DATA FOR THIS EXERCISE:

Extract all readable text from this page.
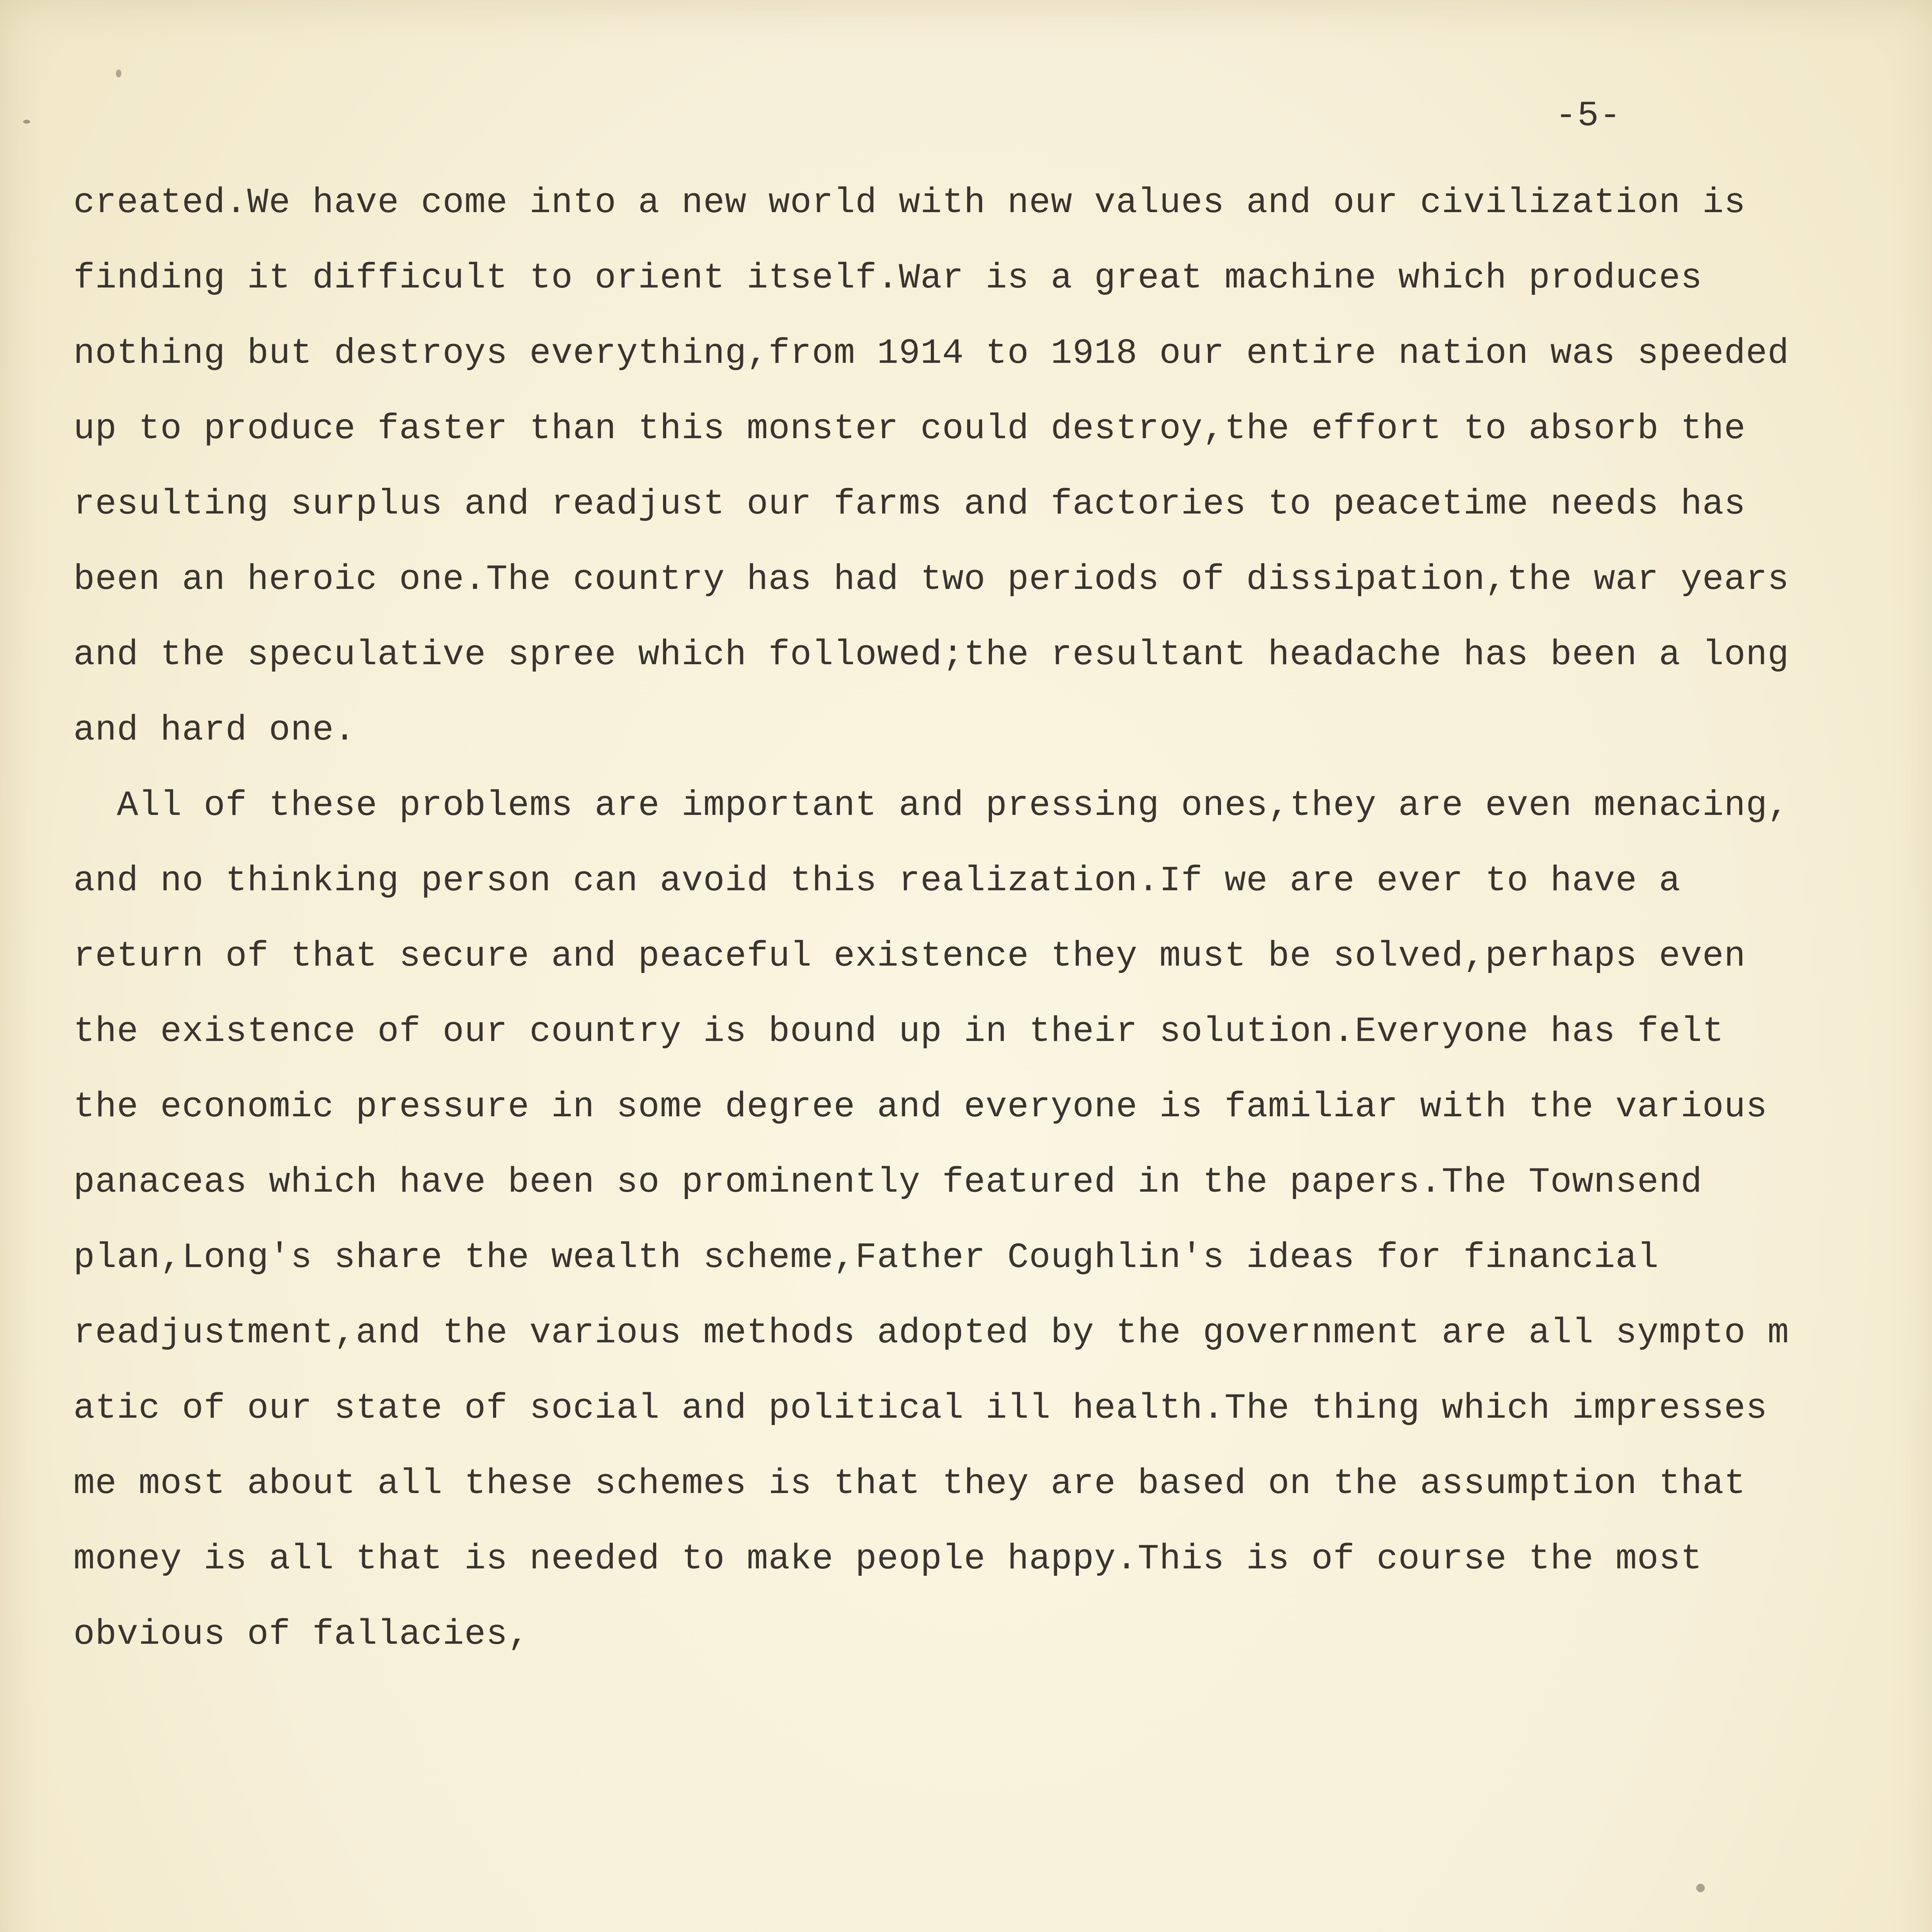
-5-
created.We have come into a new world with new values and our civilization is
finding it difficult to orient itself.War is a great machine which produces
nothing but destroys everything,from 1914 to 1918 our entire nation was speeded
up to produce faster than this monster could destroy,the effort to absorb the
resulting surplus and readjust our farms and factories to peacetime needs has
been an heroic one.The country has had two periods of dissipation,the war years
and the speculative spree which followed;the resultant headache has been a long
and hard one.
All of these problems are important and pressing ones,they are even menacing,
and no thinking person can avoid this realization.If we are ever to have a
return of that secure and peaceful existence they must be solved,perhaps even
the existence of our country is bound up in their solution.Everyone has felt
the economic pressure in some degree and everyone is familiar with the various
panaceas which have been so prominently featured in the papers.The Townsend
plan,Long's share the wealth scheme,Father Coughlin's ideas for financial
readjustment,and the various methods adopted by the government are all sympto m
atic of our state of social and political ill health.The thing which impresses
me most about all these schemes is that they are based on the assumption that
money is all that is needed to make people happy.This is of course the most
obvious of fallacies,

AIM: Copy each line that holds the word "existence".

EXERCISE RESULT:
return of that secure and peaceful existence they must be solved,perhaps even
the existence of our country is bound up in their solution.Everyone has felt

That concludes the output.